課題 1 - 『呪怨:呪いの家』についての記事で、第3話の大人になった雄大が名乗っている偽名は何ですか。

ページ -

..............................

【ネタバレあり】『呪怨:呪いの家』で描かれた“本当の恐怖” 鍵となるのは実在の凶悪事件
おまけ:過去の『呪怨』シリーズのイースターエッグ
せっかく過去作の話を出したので、『呪怨:呪いの家』を気に入っているもう一つの理由のことも書こう。それは本家、特にビデオ版のオマージュが全編に散りばめられている点だ。2作に続くビデオを観たことがある方なら、「まさか……」という不安フラグ要素でしかないという、こんなにもワクワクしないイースターエッグがあるのかとも思うが、軽く触れておきたい。
まずは黒猫。これは『呪怨』シリーズには欠かせない相棒で、本来は俊雄の飼い猫だったが、彼と同じく一家の父・剛雄に殺された。第1話で聖美を陥れ入れた同級生が、最中に「ニャー」と鳴いてから姿を消す。この「ニャー」は、霊となった俊雄の口癖で、俊雄の飼い猫だったマーが憑依したものと言われている。
姿を消すといえば、本シリーズにも失踪者が多発する。これも『呪怨』あるあるで、呪いを浴びた人間の手によって殺害される他に、大概は伽椰子が人を霊界に引き込んでしまうのだ。時には布団の中から、仏壇の中から、ゴミ捨て場からと、バリエーションに富んでいる。
そして第3話で、大人になった聖美と雄大が二人して偽名を名乗っている。この、雄大の偽名が「小林勝治」、息子の名前が「俊樹」なのも、オリジナルの『呪怨』を匂わせる。というのも、「小林」という苗字は伽椰子がストーカーをしていた男の苗字で(彼への想いを綴ったノートを夫・剛雄が見つけて浮気を疑い彼女を殺した)、「俊樹」は俊雄を連想させるのだ。
また、個人的に『トレインスポッティング』のレントンも真っ青な激ヤバ第4話も、過去作へのリンクが強い。先に述べたように、オリジナルでは剛雄が浮気を疑って妻・伽椰子を殺す。そしてその足で小林宅へ向かい、家に一人でいた妊婦の小林妻を殺して彼女の腹を裂き、赤ん坊を取り出して小林に連絡するのだ。今回は真崎が浮気相手の灰田に実際に見せに行くが……。

..............................

課題 2 - 以下のリストから、「English」という文字列を含む行をすべて返してください。

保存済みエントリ
..............................

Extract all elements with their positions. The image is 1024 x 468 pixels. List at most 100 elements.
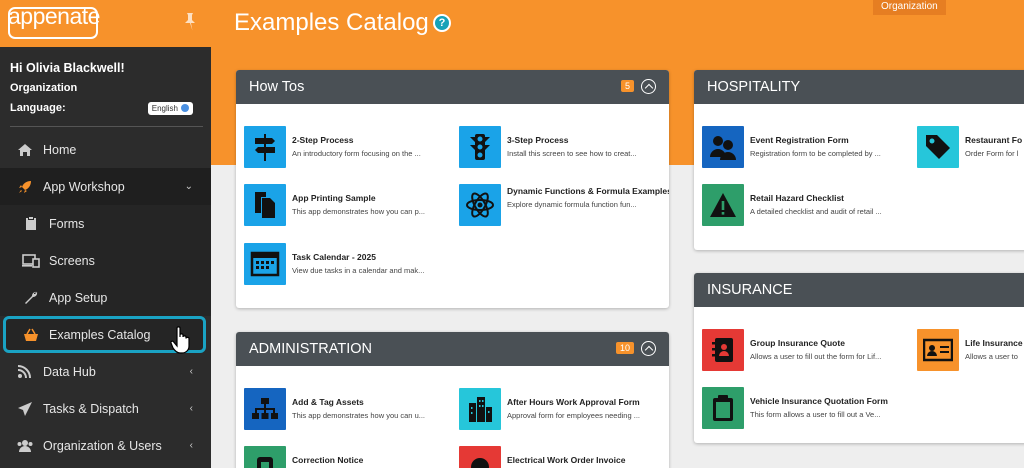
nav-item-app-workshop[interactable]: App Workshop ⌄: [0, 168, 211, 205]
tile-desc: Explore dynamic formula function fun...: [507, 200, 637, 209]
catalog-tile[interactable]: Correction Notice: [244, 446, 457, 468]
nav-label-app-setup: App Setup: [49, 290, 108, 305]
atom-icon: [459, 184, 501, 226]
tile-desc: This app demonstrates how you can p...: [292, 207, 425, 216]
sidebar-divider: [10, 126, 203, 127]
chevron-down-icon: ⌄: [184, 181, 193, 192]
panel-how-tos: How Tos 5 2-Step Process An introductory …: [236, 70, 669, 308]
tile-title: 2-Step Process: [292, 135, 354, 145]
tile-desc: Approval form for employees needing ...: [507, 411, 640, 420]
send-icon: [16, 401, 34, 417]
tile-desc: An introductory form focusing on the ...: [292, 149, 421, 158]
traffic-light-icon: [459, 126, 501, 168]
catalog-tile[interactable]: Vehicle Insurance Quotation Form This for…: [702, 387, 915, 429]
collapse-icon[interactable]: [641, 341, 656, 356]
hand-cursor-icon: [170, 326, 190, 354]
tile-desc: View due tasks in a calendar and mak...: [292, 266, 425, 275]
sidebar-nav: Home App Workshop ⌄ Forms Screens App Se…: [0, 131, 211, 464]
nav-label-data-hub: Data Hub: [43, 364, 96, 379]
count-badge: 5: [620, 80, 634, 92]
devices-icon: [22, 253, 40, 269]
catalog-tile[interactable]: 3-Step Process Install this screen to see…: [459, 126, 669, 168]
chevron-left-icon: ‹: [189, 403, 193, 414]
tile-desc: This app demonstrates how you can u...: [292, 411, 425, 420]
tile-title: 3-Step Process: [507, 135, 569, 145]
nav-label-examples-catalog: Examples Catalog: [49, 327, 151, 342]
help-icon[interactable]: ?: [433, 14, 451, 32]
user-org: Organization: [10, 82, 78, 94]
catalog-tile[interactable]: Task Calendar - 2025 View due tasks in a …: [244, 243, 457, 285]
catalog-tile[interactable]: Dynamic Functions & Formula Examples Expl…: [459, 184, 669, 226]
page-title: Examples Catalog: [234, 9, 429, 36]
catalog-tile[interactable]: Retail Hazard Checklist A detailed checkl…: [702, 184, 915, 226]
chevron-left-icon: ‹: [189, 440, 193, 451]
people-icon: [702, 126, 744, 168]
nav-item-data-hub[interactable]: Data Hub ‹: [0, 353, 211, 390]
nav-item-forms[interactable]: Forms: [0, 205, 211, 242]
panel-insurance: INSURANCE Group Insurance Quote Allows a …: [694, 273, 1024, 443]
tile-title: Vehicle Insurance Quotation Form: [750, 396, 888, 406]
panel-header: ADMINISTRATION 10: [236, 332, 669, 366]
language-row: Language: English: [10, 100, 201, 116]
language-value: English: [151, 103, 178, 113]
catalog-tile[interactable]: App Printing Sample This app demonstrates…: [244, 184, 457, 226]
panel-title: HOSPITALITY: [707, 79, 801, 95]
nav-label-app-workshop: App Workshop: [43, 179, 125, 194]
nav-item-screens[interactable]: Screens: [0, 242, 211, 279]
organization-tag[interactable]: Organization: [873, 0, 946, 15]
address-book-icon: [702, 329, 744, 371]
tile-desc: Allows a user to fill out the form for L…: [750, 352, 882, 361]
panel-header: HOSPITALITY: [694, 70, 1024, 104]
catalog-tile[interactable]: Life Insurance Allows a user to: [917, 329, 1024, 371]
nav-item-tasks-dispatch[interactable]: Tasks & Dispatch ‹: [0, 390, 211, 427]
language-select[interactable]: English: [147, 101, 193, 115]
clipboard-icon: [702, 387, 744, 429]
catalog-tile[interactable]: Add & Tag Assets This app demonstrates ho…: [244, 388, 457, 430]
warning-icon: [702, 184, 744, 226]
catalog-tile[interactable]: Electrical Work Order Invoice: [459, 446, 669, 468]
city-building-icon: [459, 388, 501, 430]
tile-title: Dynamic Functions & Formula Examples: [507, 186, 669, 196]
tile-title: Event Registration Form: [750, 135, 849, 145]
tile-title: Life Insurance: [965, 338, 1023, 348]
user-info: Hi Olivia Blackwell! Organization Langua…: [0, 47, 211, 116]
panel-header: How Tos 5: [236, 70, 669, 104]
users-icon: [16, 438, 34, 454]
tile-desc: A detailed checklist and audit of retail…: [750, 207, 882, 216]
count-badge: 10: [615, 342, 634, 354]
bulb-icon: [459, 446, 501, 468]
nav-item-home[interactable]: Home: [0, 131, 211, 168]
nav-label-home: Home: [43, 142, 77, 157]
id-badge-icon: [244, 446, 286, 468]
sitemap-icon: [244, 388, 286, 430]
panel-administration: ADMINISTRATION 10 Add & Tag Assets This a…: [236, 332, 669, 468]
tile-title: Add & Tag Assets: [292, 397, 364, 407]
collapse-icon[interactable]: [641, 79, 656, 94]
tile-title: Retail Hazard Checklist: [750, 193, 845, 203]
id-card-icon: [917, 329, 959, 371]
nav-item-app-setup[interactable]: App Setup: [0, 279, 211, 316]
tile-title: Task Calendar - 2025: [292, 252, 376, 262]
language-label: Language:: [10, 102, 66, 114]
rocket-icon: [16, 179, 34, 195]
tile-desc: Order Form for l: [965, 149, 1019, 158]
pin-icon[interactable]: [182, 12, 198, 32]
catalog-tile[interactable]: After Hours Work Approval Form Approval f…: [459, 388, 669, 430]
logo-text: appenate: [8, 3, 100, 29]
tile-title: After Hours Work Approval Form: [507, 397, 640, 407]
catalog-tile[interactable]: Restaurant Fo Order Form for l: [917, 126, 1024, 168]
catalog-tile[interactable]: Group Insurance Quote Allows a user to fi…: [702, 329, 915, 371]
signal-icon: [16, 364, 34, 380]
home-icon: [16, 142, 34, 158]
signpost-icon: [244, 126, 286, 168]
panel-header: INSURANCE: [694, 273, 1024, 307]
logo-bar: appenate: [0, 0, 211, 47]
catalog-tile[interactable]: 2-Step Process An introductory form focus…: [244, 126, 457, 168]
nav-label-organization-users: Organization & Users: [43, 438, 162, 453]
catalog-tile[interactable]: Event Registration Form Registration form…: [702, 126, 915, 168]
panel-title: How Tos: [249, 79, 305, 95]
sidebar: appenate Hi Olivia Blackwell! Organizati…: [0, 0, 211, 468]
panel-hospitality: HOSPITALITY Event Registration Form Regis…: [694, 70, 1024, 250]
nav-item-organization-users[interactable]: Organization & Users ‹: [0, 427, 211, 464]
clipboard-icon: [22, 216, 40, 232]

..............................

回答 1 - 「小林勝治」です。

回答 2 -
language-row: Language: English: [10, 100, 201, 116]
language-value: English: [151, 103, 178, 113]
language-select[interactable]: English: [147, 101, 193, 115]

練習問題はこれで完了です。